• _REQUIREMENT A_:
Can you echo the rows below, everything from their first line down to the line containing "- y-tick-label: 5: [116, 385, 126, 403]", with both of those lines included and nothing changed?

* Begin READING PASSAGE *

The "complexity" of this code is n×m.
(Although I've used indentation to make this look like a table, more complicated input conditions won't allow each row to exist neatly on a single line. This doesn't matter: the important bit is that there are only n×m declarations. Being able to make it look like a table when the conditions are short is just a nice bonus.)
Less important is the actual behind-the-scenes code to make the decision (the PreferencedDecisionMaker type). There are a few ways to calculate the best output decision based on priority. Superpig suggested scoring, which is good. But I've ended up going for an option-elimination approach using a bit-field. I've posted my code for this below.
Using a bit-field has the big advantage of not needing to allocate heap memory for arrays. The only downside is that it's limited to 32 options.
The following code hasn't been thoroughly tested. And I haven't filled out all 32 versions of the Push method. It uses a mutable struct, which is "naughty" - converting it to an immutable struct should be straightforward. Or you could make it a class - but then you lose the benefit of avoiding heap allocation.
struct PreferencedDecisionMaker
{
private uint availableOptionsBits;
private static readonly int[] MultiplyDeBruijnBitPosition = {
0, 1, 28, 2, 29, 14, 24, 3, 30, 22, 20, 15, 25, 17, 4, 8,
31, 27, 13, 23, 21, 19, 16, 7, 26, 12, 18, 6, 11, 5, 10, 9
};
public int Decision
{
get
{
uint v = availableOptionsBits;
// Find position of lowest set bit in constant time
// http://stackoverflow.com/a/757266/165500
return MultiplyDeBruijnBitPosition[((uint)((v & -v) * 0x077CB531U)) >> 27];
}
}
private void InternalPush(uint preference)

* End READING PASSAGE *

• _REQUIREMENT B_:
Will you duplicate the entire forum post above, character for character?

* Begin STORED RECORDS *

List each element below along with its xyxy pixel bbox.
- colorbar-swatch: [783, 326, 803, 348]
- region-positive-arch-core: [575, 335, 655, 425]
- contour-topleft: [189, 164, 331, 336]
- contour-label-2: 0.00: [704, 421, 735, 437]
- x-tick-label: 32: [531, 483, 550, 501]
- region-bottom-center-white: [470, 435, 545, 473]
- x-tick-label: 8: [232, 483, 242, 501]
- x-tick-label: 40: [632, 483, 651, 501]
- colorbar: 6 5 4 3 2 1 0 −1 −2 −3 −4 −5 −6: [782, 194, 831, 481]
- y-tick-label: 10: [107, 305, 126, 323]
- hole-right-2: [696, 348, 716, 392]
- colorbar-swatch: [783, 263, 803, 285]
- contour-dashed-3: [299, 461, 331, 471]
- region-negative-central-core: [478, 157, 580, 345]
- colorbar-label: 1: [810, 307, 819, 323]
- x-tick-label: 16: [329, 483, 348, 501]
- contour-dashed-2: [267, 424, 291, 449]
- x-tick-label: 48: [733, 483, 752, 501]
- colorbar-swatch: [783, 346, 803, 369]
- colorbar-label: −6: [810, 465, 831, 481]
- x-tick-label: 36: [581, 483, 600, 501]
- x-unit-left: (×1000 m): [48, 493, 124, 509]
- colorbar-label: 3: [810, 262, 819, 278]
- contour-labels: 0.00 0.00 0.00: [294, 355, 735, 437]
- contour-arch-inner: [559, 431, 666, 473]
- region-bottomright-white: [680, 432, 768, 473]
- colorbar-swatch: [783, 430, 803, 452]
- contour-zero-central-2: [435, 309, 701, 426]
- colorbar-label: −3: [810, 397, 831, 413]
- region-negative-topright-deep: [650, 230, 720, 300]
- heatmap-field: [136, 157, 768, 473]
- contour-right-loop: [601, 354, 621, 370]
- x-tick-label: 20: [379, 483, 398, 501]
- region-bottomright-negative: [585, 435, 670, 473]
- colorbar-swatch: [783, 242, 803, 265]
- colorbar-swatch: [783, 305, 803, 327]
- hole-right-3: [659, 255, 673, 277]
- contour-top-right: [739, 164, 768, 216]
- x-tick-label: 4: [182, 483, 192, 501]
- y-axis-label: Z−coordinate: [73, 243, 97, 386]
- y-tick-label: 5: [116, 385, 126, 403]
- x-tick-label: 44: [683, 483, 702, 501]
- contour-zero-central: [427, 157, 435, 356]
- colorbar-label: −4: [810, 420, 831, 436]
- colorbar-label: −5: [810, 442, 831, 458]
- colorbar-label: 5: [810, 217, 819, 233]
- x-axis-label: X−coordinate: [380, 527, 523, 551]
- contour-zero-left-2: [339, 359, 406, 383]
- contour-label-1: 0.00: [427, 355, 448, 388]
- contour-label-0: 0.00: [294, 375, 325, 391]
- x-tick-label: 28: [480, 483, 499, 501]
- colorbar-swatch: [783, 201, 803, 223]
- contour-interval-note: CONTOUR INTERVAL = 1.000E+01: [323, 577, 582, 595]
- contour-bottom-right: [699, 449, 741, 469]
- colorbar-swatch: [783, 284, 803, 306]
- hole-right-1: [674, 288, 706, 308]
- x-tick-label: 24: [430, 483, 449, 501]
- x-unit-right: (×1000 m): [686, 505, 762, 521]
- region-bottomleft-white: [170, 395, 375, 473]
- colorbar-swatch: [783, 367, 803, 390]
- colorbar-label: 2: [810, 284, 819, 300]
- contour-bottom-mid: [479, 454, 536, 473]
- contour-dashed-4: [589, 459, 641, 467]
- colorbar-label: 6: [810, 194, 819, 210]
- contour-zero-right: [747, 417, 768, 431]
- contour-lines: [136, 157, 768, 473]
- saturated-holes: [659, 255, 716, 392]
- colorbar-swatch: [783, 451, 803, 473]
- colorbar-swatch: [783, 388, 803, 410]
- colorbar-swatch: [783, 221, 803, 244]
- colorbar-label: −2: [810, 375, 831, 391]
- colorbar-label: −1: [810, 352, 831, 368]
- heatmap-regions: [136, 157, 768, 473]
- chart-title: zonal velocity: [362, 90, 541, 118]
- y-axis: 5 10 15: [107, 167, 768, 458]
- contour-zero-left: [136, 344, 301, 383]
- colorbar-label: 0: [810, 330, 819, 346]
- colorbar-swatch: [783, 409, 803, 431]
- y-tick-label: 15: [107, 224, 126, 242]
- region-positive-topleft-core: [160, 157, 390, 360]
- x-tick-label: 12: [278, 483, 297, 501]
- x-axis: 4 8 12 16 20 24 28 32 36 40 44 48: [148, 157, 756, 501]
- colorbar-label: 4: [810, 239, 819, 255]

* End STORED RECORDS *

• _COMPLETE OUTPUT A_:
List each element below along with its xyxy pixel bbox.
- colorbar-swatch: [783, 326, 803, 348]
- region-positive-arch-core: [575, 335, 655, 425]
- contour-topleft: [189, 164, 331, 336]
- contour-label-2: 0.00: [704, 421, 735, 437]
- x-tick-label: 32: [531, 483, 550, 501]
- region-bottom-center-white: [470, 435, 545, 473]
- x-tick-label: 8: [232, 483, 242, 501]
- x-tick-label: 40: [632, 483, 651, 501]
- colorbar: 6 5 4 3 2 1 0 −1 −2 −3 −4 −5 −6: [782, 194, 831, 481]
- y-tick-label: 10: [107, 305, 126, 323]
- hole-right-2: [696, 348, 716, 392]
- colorbar-swatch: [783, 263, 803, 285]
- contour-dashed-3: [299, 461, 331, 471]
- region-negative-central-core: [478, 157, 580, 345]
- colorbar-label: 1: [810, 307, 819, 323]
- x-tick-label: 16: [329, 483, 348, 501]
- contour-dashed-2: [267, 424, 291, 449]
- x-tick-label: 48: [733, 483, 752, 501]
- colorbar-swatch: [783, 346, 803, 369]
- colorbar-label: −6: [810, 465, 831, 481]
- x-tick-label: 36: [581, 483, 600, 501]
- x-unit-left: (×1000 m): [48, 493, 124, 509]
- colorbar-label: 3: [810, 262, 819, 278]
- contour-labels: 0.00 0.00 0.00: [294, 355, 735, 437]
- contour-arch-inner: [559, 431, 666, 473]
- region-bottomright-white: [680, 432, 768, 473]
- colorbar-swatch: [783, 430, 803, 452]
- contour-zero-central-2: [435, 309, 701, 426]
- colorbar-label: −3: [810, 397, 831, 413]
- region-negative-topright-deep: [650, 230, 720, 300]
- heatmap-field: [136, 157, 768, 473]
- contour-right-loop: [601, 354, 621, 370]
- x-tick-label: 20: [379, 483, 398, 501]
- region-bottomright-negative: [585, 435, 670, 473]
- colorbar-swatch: [783, 242, 803, 265]
- colorbar-swatch: [783, 305, 803, 327]
- hole-right-3: [659, 255, 673, 277]
- contour-top-right: [739, 164, 768, 216]
- x-tick-label: 4: [182, 483, 192, 501]
- y-axis-label: Z−coordinate: [73, 243, 97, 386]
- y-tick-label: 5: [116, 385, 126, 403]

• _COMPLETE OUTPUT B_:
The "complexity" of this code is n×m.
(Although I've used indentation to make this look like a table, more complicated input conditions won't allow each row to exist neatly on a single line. This doesn't matter: the important bit is that there are only n×m declarations. Being able to make it look like a table when the conditions are short is just a nice bonus.)
Less important is the actual behind-the-scenes code to make the decision (the PreferencedDecisionMaker type). There are a few ways to calculate the best output decision based on priority. Superpig suggested scoring, which is good. But I've ended up going for an option-elimination approach using a bit-field. I've posted my code for this below.
Using a bit-field has the big advantage of not needing to allocate heap memory for arrays. The only downside is that it's limited to 32 options.
The following code hasn't been thoroughly tested. And I haven't filled out all 32 versions of the Push method. It uses a mutable struct, which is "naughty" - converting it to an immutable struct should be straightforward. Or you could make it a class - but then you lose the benefit of avoiding heap allocation.
struct PreferencedDecisionMaker
{
private uint availableOptionsBits;
private static readonly int[] MultiplyDeBruijnBitPosition = {
0, 1, 28, 2, 29, 14, 24, 3, 30, 22, 20, 15, 25, 17, 4, 8,
31, 27, 13, 23, 21, 19, 16, 7, 26, 12, 18, 6, 11, 5, 10, 9
};
public int Decision
{
get
{
uint v = availableOptionsBits;
// Find position of lowest set bit in constant time
// http://stackoverflow.com/a/757266/165500
return MultiplyDeBruijnBitPosition[((uint)((v & -v) * 0x077CB531U)) >> 27];
}
}
private void InternalPush(uint preference)